> **What you are asked to do**
Copy out all of the records below, substituting "body-text" for every occurrence of "text-line" and leaving everything else unchanged.

------ Data for this exercise ------

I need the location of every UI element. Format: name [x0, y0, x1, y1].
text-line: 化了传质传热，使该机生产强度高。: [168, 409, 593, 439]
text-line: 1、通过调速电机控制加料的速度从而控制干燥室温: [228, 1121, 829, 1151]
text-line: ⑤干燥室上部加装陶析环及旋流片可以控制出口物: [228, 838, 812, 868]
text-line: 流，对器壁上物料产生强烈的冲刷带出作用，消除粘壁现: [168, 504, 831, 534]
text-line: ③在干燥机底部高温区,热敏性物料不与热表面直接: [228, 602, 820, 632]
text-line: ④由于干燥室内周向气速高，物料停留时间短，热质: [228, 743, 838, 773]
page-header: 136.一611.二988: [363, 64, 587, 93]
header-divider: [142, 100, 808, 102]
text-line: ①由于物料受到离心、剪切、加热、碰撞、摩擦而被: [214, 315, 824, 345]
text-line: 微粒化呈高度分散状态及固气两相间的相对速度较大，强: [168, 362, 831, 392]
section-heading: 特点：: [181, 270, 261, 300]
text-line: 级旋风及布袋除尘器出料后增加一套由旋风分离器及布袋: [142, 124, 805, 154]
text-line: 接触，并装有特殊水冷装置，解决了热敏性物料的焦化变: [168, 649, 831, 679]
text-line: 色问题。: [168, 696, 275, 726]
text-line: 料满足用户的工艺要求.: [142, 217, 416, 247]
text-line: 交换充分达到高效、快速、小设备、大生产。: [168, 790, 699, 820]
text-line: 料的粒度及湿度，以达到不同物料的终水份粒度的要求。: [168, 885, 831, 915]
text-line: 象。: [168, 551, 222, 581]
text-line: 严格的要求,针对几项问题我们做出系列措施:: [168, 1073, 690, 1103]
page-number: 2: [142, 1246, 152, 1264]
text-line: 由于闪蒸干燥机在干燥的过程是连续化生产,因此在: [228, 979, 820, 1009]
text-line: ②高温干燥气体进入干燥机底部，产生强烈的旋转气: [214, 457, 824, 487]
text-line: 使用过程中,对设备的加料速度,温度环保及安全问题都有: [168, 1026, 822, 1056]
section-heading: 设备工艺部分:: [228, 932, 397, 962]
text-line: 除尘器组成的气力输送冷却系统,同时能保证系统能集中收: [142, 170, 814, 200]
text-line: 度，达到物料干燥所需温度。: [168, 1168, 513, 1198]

------

> **The completed task**
I need the location of every UI element. Format: name [x0, y0, x1, y1].
body-text: 化了传质传热，使该机生产强度高。: [168, 409, 593, 439]
body-text: 1、通过调速电机控制加料的速度从而控制干燥室温: [228, 1121, 829, 1151]
body-text: ⑤干燥室上部加装陶析环及旋流片可以控制出口物: [228, 838, 812, 868]
body-text: 流，对器壁上物料产生强烈的冲刷带出作用，消除粘壁现: [168, 504, 831, 534]
body-text: ③在干燥机底部高温区,热敏性物料不与热表面直接: [228, 602, 820, 632]
body-text: ④由于干燥室内周向气速高，物料停留时间短，热质: [228, 743, 838, 773]
page-header: 136.一611.二988: [363, 64, 587, 93]
header-divider: [142, 100, 808, 102]
body-text: ①由于物料受到离心、剪切、加热、碰撞、摩擦而被: [214, 315, 824, 345]
body-text: 微粒化呈高度分散状态及固气两相间的相对速度较大，强: [168, 362, 831, 392]
section-heading: 特点：: [181, 270, 261, 300]
body-text: 级旋风及布袋除尘器出料后增加一套由旋风分离器及布袋: [142, 124, 805, 154]
body-text: 接触，并装有特殊水冷装置，解决了热敏性物料的焦化变: [168, 649, 831, 679]
body-text: 色问题。: [168, 696, 275, 726]
body-text: 料满足用户的工艺要求.: [142, 217, 416, 247]
body-text: 交换充分达到高效、快速、小设备、大生产。: [168, 790, 699, 820]
body-text: 料的粒度及湿度，以达到不同物料的终水份粒度的要求。: [168, 885, 831, 915]
body-text: 象。: [168, 551, 222, 581]
body-text: 严格的要求,针对几项问题我们做出系列措施:: [168, 1073, 690, 1103]
page-number: 2: [142, 1246, 152, 1264]
body-text: 由于闪蒸干燥机在干燥的过程是连续化生产,因此在: [228, 979, 820, 1009]
body-text: ②高温干燥气体进入干燥机底部，产生强烈的旋转气: [214, 457, 824, 487]
body-text: 使用过程中,对设备的加料速度,温度环保及安全问题都有: [168, 1026, 822, 1056]
section-heading: 设备工艺部分:: [228, 932, 397, 962]
body-text: 除尘器组成的气力输送冷却系统,同时能保证系统能集中收: [142, 170, 814, 200]
body-text: 度，达到物料干燥所需温度。: [168, 1168, 513, 1198]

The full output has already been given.